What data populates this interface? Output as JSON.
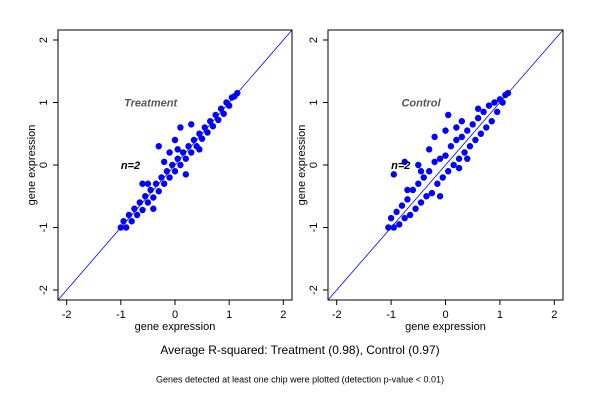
{
  "chart_data": [
    {
      "type": "scatter",
      "title": "Treatment",
      "annotation": "n=2",
      "x_label": "gene expression",
      "y_label": "gene expression",
      "color": "#0000ff",
      "identity_line": true,
      "xlim": [
        -2.16,
        2.16
      ],
      "ylim": [
        -2.16,
        2.16
      ],
      "xticks": [
        -2,
        -1,
        0,
        1,
        2
      ],
      "yticks": [
        -2,
        -1,
        0,
        1,
        2
      ],
      "x": [
        -1.0,
        -0.95,
        -0.9,
        -0.85,
        -0.8,
        -0.75,
        -0.7,
        -0.65,
        -0.6,
        -0.55,
        -0.5,
        -0.45,
        -0.4,
        -0.35,
        -0.3,
        -0.25,
        -0.2,
        -0.15,
        -0.1,
        -0.05,
        0.0,
        0.05,
        0.1,
        0.15,
        0.2,
        0.25,
        0.3,
        0.35,
        0.4,
        0.45,
        0.5,
        0.55,
        0.6,
        0.65,
        0.7,
        0.75,
        0.8,
        0.85,
        0.9,
        0.95,
        1.0,
        1.05,
        1.1,
        1.15,
        -0.3,
        0.1,
        -0.6,
        0.0,
        0.3,
        -0.1,
        0.2,
        -0.4,
        -0.2,
        0.05,
        0.45,
        -0.5
      ],
      "y": [
        -1.0,
        -0.9,
        -1.0,
        -0.8,
        -0.9,
        -0.7,
        -0.8,
        -0.6,
        -0.72,
        -0.5,
        -0.6,
        -0.4,
        -0.52,
        -0.3,
        -0.42,
        -0.2,
        -0.3,
        -0.1,
        -0.2,
        0.0,
        -0.1,
        0.1,
        0.0,
        0.2,
        0.1,
        0.3,
        0.2,
        0.4,
        0.3,
        0.5,
        0.42,
        0.6,
        0.52,
        0.7,
        0.62,
        0.8,
        0.72,
        0.9,
        0.82,
        1.0,
        0.95,
        1.08,
        1.1,
        1.15,
        0.3,
        0.6,
        -0.3,
        0.4,
        0.65,
        0.2,
        -0.15,
        -0.7,
        0.05,
        0.25,
        0.25,
        -0.3
      ]
    },
    {
      "type": "scatter",
      "title": "Control",
      "annotation": "n=2",
      "x_label": "gene expression",
      "y_label": "gene expression",
      "color": "#0000ff",
      "identity_line": true,
      "xlim": [
        -2.16,
        2.16
      ],
      "ylim": [
        -2.16,
        2.16
      ],
      "xticks": [
        -2,
        -1,
        0,
        1,
        2
      ],
      "yticks": [
        -2,
        -1,
        0,
        1,
        2
      ],
      "x": [
        -1.05,
        -1.0,
        -0.95,
        -0.9,
        -0.85,
        -0.8,
        -0.75,
        -0.7,
        -0.65,
        -0.6,
        -0.55,
        -0.5,
        -0.45,
        -0.4,
        -0.35,
        -0.3,
        -0.25,
        -0.2,
        -0.15,
        -0.1,
        -0.05,
        0.0,
        0.05,
        0.1,
        0.15,
        0.2,
        0.25,
        0.3,
        0.35,
        0.4,
        0.45,
        0.5,
        0.55,
        0.6,
        0.65,
        0.7,
        0.75,
        0.8,
        0.85,
        0.9,
        0.95,
        1.0,
        1.05,
        1.1,
        1.15,
        -0.2,
        -0.95,
        -0.75,
        0.05,
        -0.5,
        -0.3,
        0.2,
        0.4,
        -0.7,
        0.6,
        -0.1,
        0.25,
        -0.45,
        0.0,
        0.3
      ],
      "y": [
        -1.0,
        -0.85,
        -1.0,
        -0.75,
        -0.95,
        -0.65,
        -0.85,
        -0.55,
        -0.8,
        -0.4,
        -0.7,
        -0.3,
        -0.6,
        -0.2,
        -0.5,
        -0.1,
        -0.45,
        0.05,
        -0.3,
        0.1,
        -0.2,
        0.15,
        -0.1,
        0.3,
        0.0,
        0.4,
        0.1,
        0.45,
        0.2,
        0.55,
        0.3,
        0.65,
        0.4,
        0.75,
        0.5,
        0.85,
        0.6,
        0.95,
        0.7,
        1.0,
        0.85,
        1.05,
        1.0,
        1.12,
        1.15,
        0.45,
        -0.15,
        0.05,
        0.8,
        0.0,
        0.25,
        0.6,
        0.1,
        -0.4,
        0.9,
        -0.5,
        -0.05,
        -0.1,
        0.55,
        0.7
      ]
    }
  ],
  "caption": "Average R-squared: Treatment (0.98), Control (0.97)",
  "footnote": "Genes detected at least one chip were plotted (detection p-value < 0.01)"
}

____

Print the records word for word and exclude any picture they hold.

What data populates this interface? Output as JSON.
{
  "chart_data": [
    {
      "type": "scatter",
      "title": "Treatment",
      "annotation": "n=2",
      "x_label": "gene expression",
      "y_label": "gene expression",
      "color": "#0000ff",
      "identity_line": true,
      "xlim": [
        -2.16,
        2.16
      ],
      "ylim": [
        -2.16,
        2.16
      ],
      "xticks": [
        -2,
        -1,
        0,
        1,
        2
      ],
      "yticks": [
        -2,
        -1,
        0,
        1,
        2
      ],
      "x": [
        -1.0,
        -0.95,
        -0.9,
        -0.85,
        -0.8,
        -0.75,
        -0.7,
        -0.65,
        -0.6,
        -0.55,
        -0.5,
        -0.45,
        -0.4,
        -0.35,
        -0.3,
        -0.25,
        -0.2,
        -0.15,
        -0.1,
        -0.05,
        0.0,
        0.05,
        0.1,
        0.15,
        0.2,
        0.25,
        0.3,
        0.35,
        0.4,
        0.45,
        0.5,
        0.55,
        0.6,
        0.65,
        0.7,
        0.75,
        0.8,
        0.85,
        0.9,
        0.95,
        1.0,
        1.05,
        1.1,
        1.15,
        -0.3,
        0.1,
        -0.6,
        0.0,
        0.3,
        -0.1,
        0.2,
        -0.4,
        -0.2,
        0.05,
        0.45,
        -0.5
      ],
      "y": [
        -1.0,
        -0.9,
        -1.0,
        -0.8,
        -0.9,
        -0.7,
        -0.8,
        -0.6,
        -0.72,
        -0.5,
        -0.6,
        -0.4,
        -0.52,
        -0.3,
        -0.42,
        -0.2,
        -0.3,
        -0.1,
        -0.2,
        0.0,
        -0.1,
        0.1,
        0.0,
        0.2,
        0.1,
        0.3,
        0.2,
        0.4,
        0.3,
        0.5,
        0.42,
        0.6,
        0.52,
        0.7,
        0.62,
        0.8,
        0.72,
        0.9,
        0.82,
        1.0,
        0.95,
        1.08,
        1.1,
        1.15,
        0.3,
        0.6,
        -0.3,
        0.4,
        0.65,
        0.2,
        -0.15,
        -0.7,
        0.05,
        0.25,
        0.25,
        -0.3
      ]
    },
    {
      "type": "scatter",
      "title": "Control",
      "annotation": "n=2",
      "x_label": "gene expression",
      "y_label": "gene expression",
      "color": "#0000ff",
      "identity_line": true,
      "xlim": [
        -2.16,
        2.16
      ],
      "ylim": [
        -2.16,
        2.16
      ],
      "xticks": [
        -2,
        -1,
        0,
        1,
        2
      ],
      "yticks": [
        -2,
        -1,
        0,
        1,
        2
      ],
      "x": [
        -1.05,
        -1.0,
        -0.95,
        -0.9,
        -0.85,
        -0.8,
        -0.75,
        -0.7,
        -0.65,
        -0.6,
        -0.55,
        -0.5,
        -0.45,
        -0.4,
        -0.35,
        -0.3,
        -0.25,
        -0.2,
        -0.15,
        -0.1,
        -0.05,
        0.0,
        0.05,
        0.1,
        0.15,
        0.2,
        0.25,
        0.3,
        0.35,
        0.4,
        0.45,
        0.5,
        0.55,
        0.6,
        0.65,
        0.7,
        0.75,
        0.8,
        0.85,
        0.9,
        0.95,
        1.0,
        1.05,
        1.1,
        1.15,
        -0.2,
        -0.95,
        -0.75,
        0.05,
        -0.5,
        -0.3,
        0.2,
        0.4,
        -0.7,
        0.6,
        -0.1,
        0.25,
        -0.45,
        0.0,
        0.3
      ],
      "y": [
        -1.0,
        -0.85,
        -1.0,
        -0.75,
        -0.95,
        -0.65,
        -0.85,
        -0.55,
        -0.8,
        -0.4,
        -0.7,
        -0.3,
        -0.6,
        -0.2,
        -0.5,
        -0.1,
        -0.45,
        0.05,
        -0.3,
        0.1,
        -0.2,
        0.15,
        -0.1,
        0.3,
        0.0,
        0.4,
        0.1,
        0.45,
        0.2,
        0.55,
        0.3,
        0.65,
        0.4,
        0.75,
        0.5,
        0.85,
        0.6,
        0.95,
        0.7,
        1.0,
        0.85,
        1.05,
        1.0,
        1.12,
        1.15,
        0.45,
        -0.15,
        0.05,
        0.8,
        0.0,
        0.25,
        0.6,
        0.1,
        -0.4,
        0.9,
        -0.5,
        -0.05,
        -0.1,
        0.55,
        0.7
      ]
    }
  ],
  "caption": "Average R-squared: Treatment (0.98), Control (0.97)",
  "footnote": "Genes detected at least one chip were plotted (detection p-value < 0.01)"
}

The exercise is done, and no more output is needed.